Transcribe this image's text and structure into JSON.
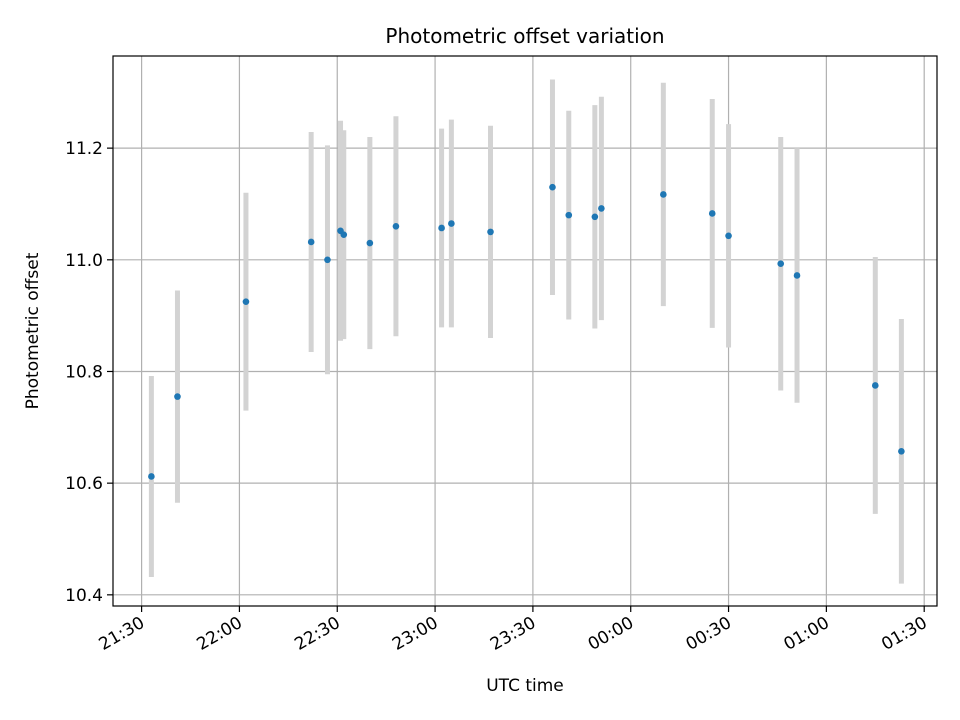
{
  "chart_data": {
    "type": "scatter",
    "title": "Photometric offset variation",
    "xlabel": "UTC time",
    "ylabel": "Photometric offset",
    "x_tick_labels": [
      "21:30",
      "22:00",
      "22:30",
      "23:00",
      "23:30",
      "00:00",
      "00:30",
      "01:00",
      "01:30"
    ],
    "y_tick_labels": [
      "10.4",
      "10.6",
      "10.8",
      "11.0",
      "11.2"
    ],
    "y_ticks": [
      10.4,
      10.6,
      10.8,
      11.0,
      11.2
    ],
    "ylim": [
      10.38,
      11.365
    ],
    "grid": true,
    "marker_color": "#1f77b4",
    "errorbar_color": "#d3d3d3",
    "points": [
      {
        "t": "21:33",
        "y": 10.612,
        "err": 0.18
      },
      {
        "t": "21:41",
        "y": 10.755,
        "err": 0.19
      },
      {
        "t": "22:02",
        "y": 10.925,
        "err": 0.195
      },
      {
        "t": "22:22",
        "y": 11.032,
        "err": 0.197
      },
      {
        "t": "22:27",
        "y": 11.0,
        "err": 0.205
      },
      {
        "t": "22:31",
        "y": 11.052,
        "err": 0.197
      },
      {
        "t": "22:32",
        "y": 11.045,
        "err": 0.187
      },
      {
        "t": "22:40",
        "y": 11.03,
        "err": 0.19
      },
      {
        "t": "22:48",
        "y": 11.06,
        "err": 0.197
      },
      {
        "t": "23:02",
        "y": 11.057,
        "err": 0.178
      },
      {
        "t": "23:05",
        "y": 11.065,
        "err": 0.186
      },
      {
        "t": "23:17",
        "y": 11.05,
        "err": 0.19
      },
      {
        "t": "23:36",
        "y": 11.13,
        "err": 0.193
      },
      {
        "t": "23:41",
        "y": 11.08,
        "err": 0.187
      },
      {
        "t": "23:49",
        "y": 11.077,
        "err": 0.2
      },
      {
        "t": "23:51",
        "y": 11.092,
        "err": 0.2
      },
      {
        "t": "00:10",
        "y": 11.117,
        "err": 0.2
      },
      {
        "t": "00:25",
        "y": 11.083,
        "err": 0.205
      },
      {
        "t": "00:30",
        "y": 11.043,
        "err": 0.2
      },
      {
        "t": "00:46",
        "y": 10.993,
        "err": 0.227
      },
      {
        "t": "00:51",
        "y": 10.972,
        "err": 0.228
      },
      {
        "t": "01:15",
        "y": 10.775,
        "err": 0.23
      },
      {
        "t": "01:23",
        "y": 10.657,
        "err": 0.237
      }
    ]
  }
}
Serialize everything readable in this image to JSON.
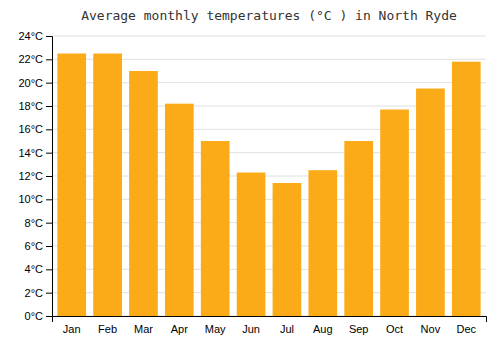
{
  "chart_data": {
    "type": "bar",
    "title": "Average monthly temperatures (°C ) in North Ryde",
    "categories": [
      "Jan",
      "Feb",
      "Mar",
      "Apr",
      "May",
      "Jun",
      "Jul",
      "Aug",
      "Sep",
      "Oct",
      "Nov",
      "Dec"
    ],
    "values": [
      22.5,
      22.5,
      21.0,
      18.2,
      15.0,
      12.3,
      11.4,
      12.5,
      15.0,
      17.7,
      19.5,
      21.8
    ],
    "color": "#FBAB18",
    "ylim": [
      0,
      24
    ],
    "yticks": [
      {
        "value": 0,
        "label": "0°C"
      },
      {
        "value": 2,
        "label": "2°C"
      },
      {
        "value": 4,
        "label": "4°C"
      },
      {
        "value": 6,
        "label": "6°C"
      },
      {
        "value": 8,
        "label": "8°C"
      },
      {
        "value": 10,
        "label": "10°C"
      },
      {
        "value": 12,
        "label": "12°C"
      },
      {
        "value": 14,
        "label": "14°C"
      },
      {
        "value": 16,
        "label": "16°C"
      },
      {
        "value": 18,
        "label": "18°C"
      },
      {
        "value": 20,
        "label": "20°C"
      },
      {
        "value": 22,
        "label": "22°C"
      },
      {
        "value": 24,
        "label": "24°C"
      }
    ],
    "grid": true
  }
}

- _Goal of the exercise_
Reproduce the entries exactly. Do not carry over any picture.

- _Solved exercise_
Transcribe this image's text and structure into JSON.
{
  "chart_data": {
    "type": "scatter",
    "title": "Photometric offset variation",
    "xlabel": "UTC time",
    "ylabel": "Photometric offset",
    "x_tick_labels": [
      "21:30",
      "22:00",
      "22:30",
      "23:00",
      "23:30",
      "00:00",
      "00:30",
      "01:00",
      "01:30"
    ],
    "y_tick_labels": [
      "10.4",
      "10.6",
      "10.8",
      "11.0",
      "11.2"
    ],
    "y_ticks": [
      10.4,
      10.6,
      10.8,
      11.0,
      11.2
    ],
    "ylim": [
      10.38,
      11.365
    ],
    "grid": true,
    "marker_color": "#1f77b4",
    "errorbar_color": "#d3d3d3",
    "points": [
      {
        "t": "21:33",
        "y": 10.612,
        "err": 0.18
      },
      {
        "t": "21:41",
        "y": 10.755,
        "err": 0.19
      },
      {
        "t": "22:02",
        "y": 10.925,
        "err": 0.195
      },
      {
        "t": "22:22",
        "y": 11.032,
        "err": 0.197
      },
      {
        "t": "22:27",
        "y": 11.0,
        "err": 0.205
      },
      {
        "t": "22:31",
        "y": 11.052,
        "err": 0.197
      },
      {
        "t": "22:32",
        "y": 11.045,
        "err": 0.187
      },
      {
        "t": "22:40",
        "y": 11.03,
        "err": 0.19
      },
      {
        "t": "22:48",
        "y": 11.06,
        "err": 0.197
      },
      {
        "t": "23:02",
        "y": 11.057,
        "err": 0.178
      },
      {
        "t": "23:05",
        "y": 11.065,
        "err": 0.186
      },
      {
        "t": "23:17",
        "y": 11.05,
        "err": 0.19
      },
      {
        "t": "23:36",
        "y": 11.13,
        "err": 0.193
      },
      {
        "t": "23:41",
        "y": 11.08,
        "err": 0.187
      },
      {
        "t": "23:49",
        "y": 11.077,
        "err": 0.2
      },
      {
        "t": "23:51",
        "y": 11.092,
        "err": 0.2
      },
      {
        "t": "00:10",
        "y": 11.117,
        "err": 0.2
      },
      {
        "t": "00:25",
        "y": 11.083,
        "err": 0.205
      },
      {
        "t": "00:30",
        "y": 11.043,
        "err": 0.2
      },
      {
        "t": "00:46",
        "y": 10.993,
        "err": 0.227
      },
      {
        "t": "00:51",
        "y": 10.972,
        "err": 0.228
      },
      {
        "t": "01:15",
        "y": 10.775,
        "err": 0.23
      },
      {
        "t": "01:23",
        "y": 10.657,
        "err": 0.237
      }
    ]
  }
}
Serialize everything readable in this image to JSON.
{
  "chart_data": {
    "type": "bar",
    "title": "Average monthly temperatures (°C ) in North Ryde",
    "categories": [
      "Jan",
      "Feb",
      "Mar",
      "Apr",
      "May",
      "Jun",
      "Jul",
      "Aug",
      "Sep",
      "Oct",
      "Nov",
      "Dec"
    ],
    "values": [
      22.5,
      22.5,
      21.0,
      18.2,
      15.0,
      12.3,
      11.4,
      12.5,
      15.0,
      17.7,
      19.5,
      21.8
    ],
    "color": "#FBAB18",
    "ylim": [
      0,
      24
    ],
    "yticks": [
      {
        "value": 0,
        "label": "0°C"
      },
      {
        "value": 2,
        "label": "2°C"
      },
      {
        "value": 4,
        "label": "4°C"
      },
      {
        "value": 6,
        "label": "6°C"
      },
      {
        "value": 8,
        "label": "8°C"
      },
      {
        "value": 10,
        "label": "10°C"
      },
      {
        "value": 12,
        "label": "12°C"
      },
      {
        "value": 14,
        "label": "14°C"
      },
      {
        "value": 16,
        "label": "16°C"
      },
      {
        "value": 18,
        "label": "18°C"
      },
      {
        "value": 20,
        "label": "20°C"
      },
      {
        "value": 22,
        "label": "22°C"
      },
      {
        "value": 24,
        "label": "24°C"
      }
    ],
    "grid": true
  }
}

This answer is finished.